WHAT NEEDS TO BE DONE
Reproduce every record below exactly as written, but leave out any pictures.

━━━ SUPPLIED DATA

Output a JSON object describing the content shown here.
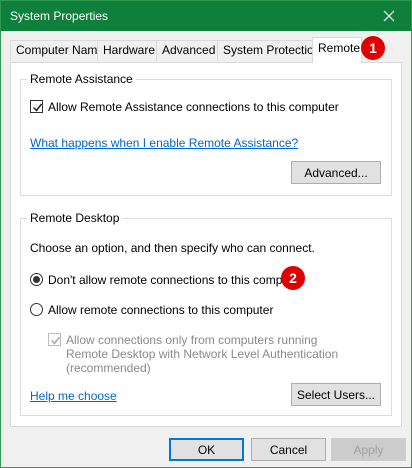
{
  "window": {
    "title": "System Properties",
    "title_bar_color": "#0f7f3c"
  },
  "tabs": [
    {
      "label": "Computer Name"
    },
    {
      "label": "Hardware"
    },
    {
      "label": "Advanced"
    },
    {
      "label": "System Protection"
    },
    {
      "label": "Remote",
      "active": true
    }
  ],
  "remote_assistance": {
    "group_title": "Remote Assistance",
    "allow_label": "Allow Remote Assistance connections to this computer",
    "allow_checked": true,
    "help_link": "What happens when I enable Remote Assistance?",
    "advanced_button": "Advanced..."
  },
  "remote_desktop": {
    "group_title": "Remote Desktop",
    "instruction": "Choose an option, and then specify who can connect.",
    "option_dont_allow": "Don't allow remote connections to this computer",
    "option_allow": "Allow remote connections to this computer",
    "selected_option": "dont_allow",
    "nla_label": "Allow connections only from computers running Remote Desktop with Network Level Authentication (recommended)",
    "nla_checked": true,
    "nla_enabled": false,
    "help_link": "Help me choose",
    "select_users_button": "Select Users..."
  },
  "footer": {
    "ok": "OK",
    "cancel": "Cancel",
    "apply": "Apply"
  },
  "annotations": {
    "badge1": "1",
    "badge2": "2",
    "badge_color": "#e00000"
  }
}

━━━━━━

RESULT OF THIS TASK
Output a JSON object describing the content shown here.
{
  "window": {
    "title": "System Properties",
    "title_bar_color": "#0f7f3c"
  },
  "tabs": [
    {
      "label": "Computer Name"
    },
    {
      "label": "Hardware"
    },
    {
      "label": "Advanced"
    },
    {
      "label": "System Protection"
    },
    {
      "label": "Remote",
      "active": true
    }
  ],
  "remote_assistance": {
    "group_title": "Remote Assistance",
    "allow_label": "Allow Remote Assistance connections to this computer",
    "allow_checked": true,
    "help_link": "What happens when I enable Remote Assistance?",
    "advanced_button": "Advanced..."
  },
  "remote_desktop": {
    "group_title": "Remote Desktop",
    "instruction": "Choose an option, and then specify who can connect.",
    "option_dont_allow": "Don't allow remote connections to this computer",
    "option_allow": "Allow remote connections to this computer",
    "selected_option": "dont_allow",
    "nla_label": "Allow connections only from computers running Remote Desktop with Network Level Authentication (recommended)",
    "nla_checked": true,
    "nla_enabled": false,
    "help_link": "Help me choose",
    "select_users_button": "Select Users..."
  },
  "footer": {
    "ok": "OK",
    "cancel": "Cancel",
    "apply": "Apply"
  },
  "annotations": {
    "badge1": "1",
    "badge2": "2",
    "badge_color": "#e00000"
  }
}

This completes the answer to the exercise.